Fossetts Park is the provisional name for a football stadium proposed to be built in Southend-on-Sea, Essex, England as a new home for Southend United F.C. to replace its current town centre Roots Hall Stadium. The name may be changed if sponsorship for the stadium is secured. Initial proposals for the new stadium emerged in 1998; planning permission was applied for, and later confirmed by Southend Council, in 2008 but at that time the scheme depended entirely on financing from a proposed adjacent retail and leisure development, which failed to happen. In 2020, a new deal was agreed, based instead on delivery of 1300 new homes, split between the Fossetts Farm site (c. 800) and Roots Hall (c. 500). However, council planning approval for homes and a 16,226 stadium had still not been given in February 2023.

History

Financial preparation (1998-1999)
Billericay-based property development company Martin Dawn PLC and Delancey Estates, together forming South Eastern Leisure (SEL), took control of Southend United in November 1998. Ron Martin said his company was "committed to a successful football club on and off the field, both of which can be enhanced by the future possibility of a new stadium and improved facilities for all." SEL bought the club and its centrally located Roots Hall ground for £4m from then chairman Vic Jobson, who at the time owned 55% of the issued share capital of the club. Jobson had previously sold part of the ground's South Bank for housing, and SEL's plan was to continue the redevelopment and move the club to a proposed 16,000-seat stadium in a leisure redevelopment in the northern part of Southend.
• • • •
_TASK PROMPT_
Extend the Fossetts Park stadium history onward from its final sentence.

_PROVIDED MATERIAL_
• • • •
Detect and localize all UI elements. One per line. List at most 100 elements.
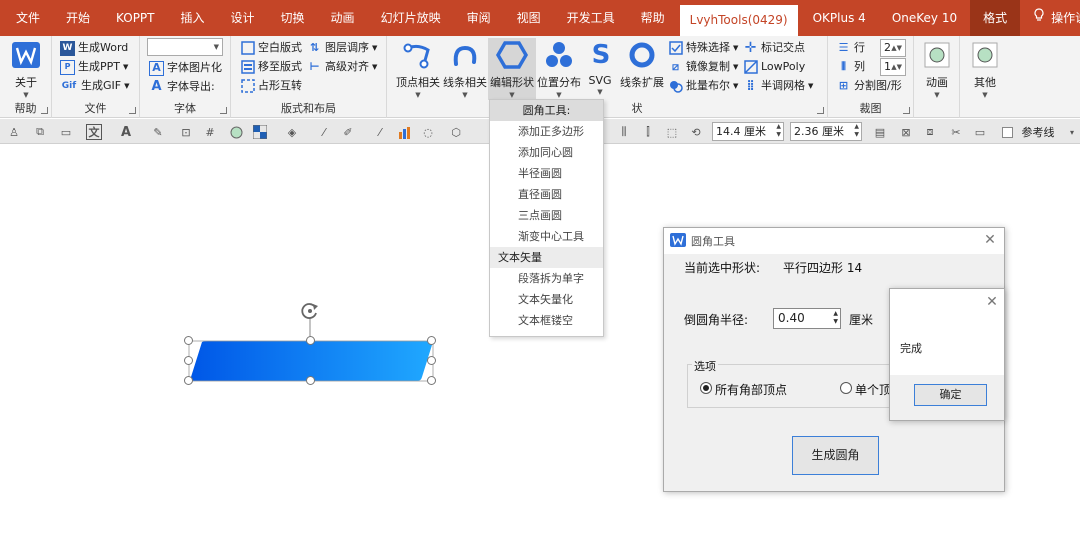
• • • •
_ANSWER_
In March 1999 Southend United's Roots Hall ground was sold for £4 million to Martin Dawn subsidiary Roots Hall Limited to clear a £3.87 million debt; the club would lease back the ground at an annual rent of £400,000. John Main had replaced Jobson as Southend United chairman, and said: "There is no question of Roots Hall being bulldozed to the ground before we have relocated to a new stadium – this club will not be homeless." But disgruntled club shareholders demanded the resignations of several board members at an EGM called to rubber-stamp the sale, claiming that they should stand down for allowing the club to slip so dangerously into the red and forcing the sale of the club's only real asset. "These board members should be made to resign after displaying their utter incompetence by allowing the company to trade in an insolvent situation," exclaimed one annoyed shareholder.

In September 1999 Southend United said plans for a new multimillion-pound stadium would be presented to council chiefs within weeks with chairman John Main confident that the club would be given permission to start construction early in the new millennium. "The council have been very supportive and we hope that the planning application passes through successfully", said Main. "If it does we can look forward to moving into a new state-of-the-art home within the next few years."

Planning application and setbacks (2000-2002)
Plans for the new 15,000-seat stadium were put on hold in February 2000 after it was discovered that an ancient  Bronze Age burial ground entered onto the planned site. By March 2000 supporters frustration grew as the club continued to fail to meet promised planning application submission dates. The Southend United Supporters Club Trust (SUSCT) observed that the club was running out of time. "We're no nearer to getting a new home now than we were 12 months ago, which is very worrying because we are running out of time fast," said chairman Trevor Bashford. Members of Southend Council were equally eager to see some progress. In late May 2000 Council chief executive George Krawiec threw his weight behind the proposals but admitted that he would like to see some progress made on the planning front. "We await both eagerly and anxiously Southend United's planning application so we can look at it properly within the correct guidelines," said Krawiec.

Plans for a £12.5 million 16,000-seat stadium on the Fossets Farm site were submitted in July 2000, but the proposal fell through almost immediately after a rival property development company revealed that it actually owned much of the site.

Two months later, in September 2000, Southend United came to the brink of extinction after a £400,000 demand from the Inland Revenue went unpaid, amid boardroom turmoil. Main had been uneasy about the club having to pay £400,000 annual rent to its new owners, and about Ron Martin's motives ("How can he argue for the club, particularly against SEL, if he jointly owns SEL and his main interest is in making money from the property deal?"). Main was ousted as a condition of a £1.5m investment by Delancy Estates, and replaced by Martin.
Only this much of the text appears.